Nothing in the records may be left out or altered; reproduce them all exactly.

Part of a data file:
* Begin *
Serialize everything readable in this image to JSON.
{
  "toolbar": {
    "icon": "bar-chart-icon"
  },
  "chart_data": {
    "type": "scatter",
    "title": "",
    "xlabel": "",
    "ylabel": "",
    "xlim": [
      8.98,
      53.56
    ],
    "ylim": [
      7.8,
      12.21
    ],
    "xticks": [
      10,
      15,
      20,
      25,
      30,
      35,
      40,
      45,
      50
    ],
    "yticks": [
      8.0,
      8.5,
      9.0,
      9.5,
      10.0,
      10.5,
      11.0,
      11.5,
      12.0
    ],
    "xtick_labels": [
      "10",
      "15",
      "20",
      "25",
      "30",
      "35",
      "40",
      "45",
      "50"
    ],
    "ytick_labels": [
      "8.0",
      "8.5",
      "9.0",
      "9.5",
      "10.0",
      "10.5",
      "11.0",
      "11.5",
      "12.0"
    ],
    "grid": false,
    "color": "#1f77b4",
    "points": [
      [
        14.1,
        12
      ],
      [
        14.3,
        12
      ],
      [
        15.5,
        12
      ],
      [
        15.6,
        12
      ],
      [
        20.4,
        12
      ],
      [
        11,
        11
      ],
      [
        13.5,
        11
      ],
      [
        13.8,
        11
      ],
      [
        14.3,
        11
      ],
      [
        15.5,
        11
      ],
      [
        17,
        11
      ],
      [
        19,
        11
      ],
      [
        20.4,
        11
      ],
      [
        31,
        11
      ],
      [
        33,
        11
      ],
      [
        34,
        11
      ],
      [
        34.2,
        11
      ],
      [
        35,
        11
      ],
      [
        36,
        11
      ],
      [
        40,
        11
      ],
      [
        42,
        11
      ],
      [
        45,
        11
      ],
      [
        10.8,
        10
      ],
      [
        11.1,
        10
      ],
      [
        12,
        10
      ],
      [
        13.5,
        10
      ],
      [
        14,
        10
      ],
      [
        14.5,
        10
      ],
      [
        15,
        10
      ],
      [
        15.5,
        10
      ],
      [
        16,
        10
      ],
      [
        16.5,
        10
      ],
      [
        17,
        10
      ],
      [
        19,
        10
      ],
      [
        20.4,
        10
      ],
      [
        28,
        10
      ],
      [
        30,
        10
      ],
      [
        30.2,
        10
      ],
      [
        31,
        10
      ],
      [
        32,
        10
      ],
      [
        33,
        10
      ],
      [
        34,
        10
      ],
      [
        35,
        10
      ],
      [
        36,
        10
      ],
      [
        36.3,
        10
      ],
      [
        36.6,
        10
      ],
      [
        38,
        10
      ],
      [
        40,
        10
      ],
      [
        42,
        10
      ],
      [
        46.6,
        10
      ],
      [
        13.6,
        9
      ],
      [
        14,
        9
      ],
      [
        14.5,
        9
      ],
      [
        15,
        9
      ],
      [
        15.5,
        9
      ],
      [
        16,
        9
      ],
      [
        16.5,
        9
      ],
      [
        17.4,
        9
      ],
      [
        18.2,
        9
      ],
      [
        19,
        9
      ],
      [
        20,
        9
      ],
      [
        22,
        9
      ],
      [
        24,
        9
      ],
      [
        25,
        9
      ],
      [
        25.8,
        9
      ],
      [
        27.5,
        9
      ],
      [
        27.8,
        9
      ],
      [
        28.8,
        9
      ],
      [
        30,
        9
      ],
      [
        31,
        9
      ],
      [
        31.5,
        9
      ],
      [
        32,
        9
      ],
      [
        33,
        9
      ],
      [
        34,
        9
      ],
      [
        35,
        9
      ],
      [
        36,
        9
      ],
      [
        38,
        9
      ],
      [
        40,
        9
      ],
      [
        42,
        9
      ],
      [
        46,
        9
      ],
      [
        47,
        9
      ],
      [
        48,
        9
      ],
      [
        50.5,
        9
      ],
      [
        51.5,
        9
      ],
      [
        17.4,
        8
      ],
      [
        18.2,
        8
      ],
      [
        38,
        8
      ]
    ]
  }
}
* End *
● Result below
Serialize everything readable in this image to JSON.
{
  "toolbar": {
    "icon": "bar-chart-icon"
  },
  "chart_data": {
    "type": "scatter",
    "title": "",
    "xlabel": "",
    "ylabel": "",
    "xlim": [
      8.98,
      53.56
    ],
    "ylim": [
      7.8,
      12.21
    ],
    "xticks": [
      10,
      15,
      20,
      25,
      30,
      35,
      40,
      45,
      50
    ],
    "yticks": [
      8.0,
      8.5,
      9.0,
      9.5,
      10.0,
      10.5,
      11.0,
      11.5,
      12.0
    ],
    "xtick_labels": [
      "10",
      "15",
      "20",
      "25",
      "30",
      "35",
      "40",
      "45",
      "50"
    ],
    "ytick_labels": [
      "8.0",
      "8.5",
      "9.0",
      "9.5",
      "10.0",
      "10.5",
      "11.0",
      "11.5",
      "12.0"
    ],
    "grid": false,
    "color": "#1f77b4",
    "points": [
      [
        14.1,
        12
      ],
      [
        14.3,
        12
      ],
      [
        15.5,
        12
      ],
      [
        15.6,
        12
      ],
      [
        20.4,
        12
      ],
      [
        11,
        11
      ],
      [
        13.5,
        11
      ],
      [
        13.8,
        11
      ],
      [
        14.3,
        11
      ],
      [
        15.5,
        11
      ],
      [
        17,
        11
      ],
      [
        19,
        11
      ],
      [
        20.4,
        11
      ],
      [
        31,
        11
      ],
      [
        33,
        11
      ],
      [
        34,
        11
      ],
      [
        34.2,
        11
      ],
      [
        35,
        11
      ],
      [
        36,
        11
      ],
      [
        40,
        11
      ],
      [
        42,
        11
      ],
      [
        45,
        11
      ],
      [
        10.8,
        10
      ],
      [
        11.1,
        10
      ],
      [
        12,
        10
      ],
      [
        13.5,
        10
      ],
      [
        14,
        10
      ],
      [
        14.5,
        10
      ],
      [
        15,
        10
      ],
      [
        15.5,
        10
      ],
      [
        16,
        10
      ],
      [
        16.5,
        10
      ],
      [
        17,
        10
      ],
      [
        19,
        10
      ],
      [
        20.4,
        10
      ],
      [
        28,
        10
      ],
      [
        30,
        10
      ],
      [
        30.2,
        10
      ],
      [
        31,
        10
      ],
      [
        32,
        10
      ],
      [
        33,
        10
      ],
      [
        34,
        10
      ],
      [
        35,
        10
      ],
      [
        36,
        10
      ],
      [
        36.3,
        10
      ],
      [
        36.6,
        10
      ],
      [
        38,
        10
      ],
      [
        40,
        10
      ],
      [
        42,
        10
      ],
      [
        46.6,
        10
      ],
      [
        13.6,
        9
      ],
      [
        14,
        9
      ],
      [
        14.5,
        9
      ],
      [
        15,
        9
      ],
      [
        15.5,
        9
      ],
      [
        16,
        9
      ],
      [
        16.5,
        9
      ],
      [
        17.4,
        9
      ],
      [
        18.2,
        9
      ],
      [
        19,
        9
      ],
      [
        20,
        9
      ],
      [
        22,
        9
      ],
      [
        24,
        9
      ],
      [
        25,
        9
      ],
      [
        25.8,
        9
      ],
      [
        27.5,
        9
      ],
      [
        27.8,
        9
      ],
      [
        28.8,
        9
      ],
      [
        30,
        9
      ],
      [
        31,
        9
      ],
      [
        31.5,
        9
      ],
      [
        32,
        9
      ],
      [
        33,
        9
      ],
      [
        34,
        9
      ],
      [
        35,
        9
      ],
      [
        36,
        9
      ],
      [
        38,
        9
      ],
      [
        40,
        9
      ],
      [
        42,
        9
      ],
      [
        46,
        9
      ],
      [
        47,
        9
      ],
      [
        48,
        9
      ],
      [
        50.5,
        9
      ],
      [
        51.5,
        9
      ],
      [
        17.4,
        8
      ],
      [
        18.2,
        8
      ],
      [
        38,
        8
      ]
    ]
  }
}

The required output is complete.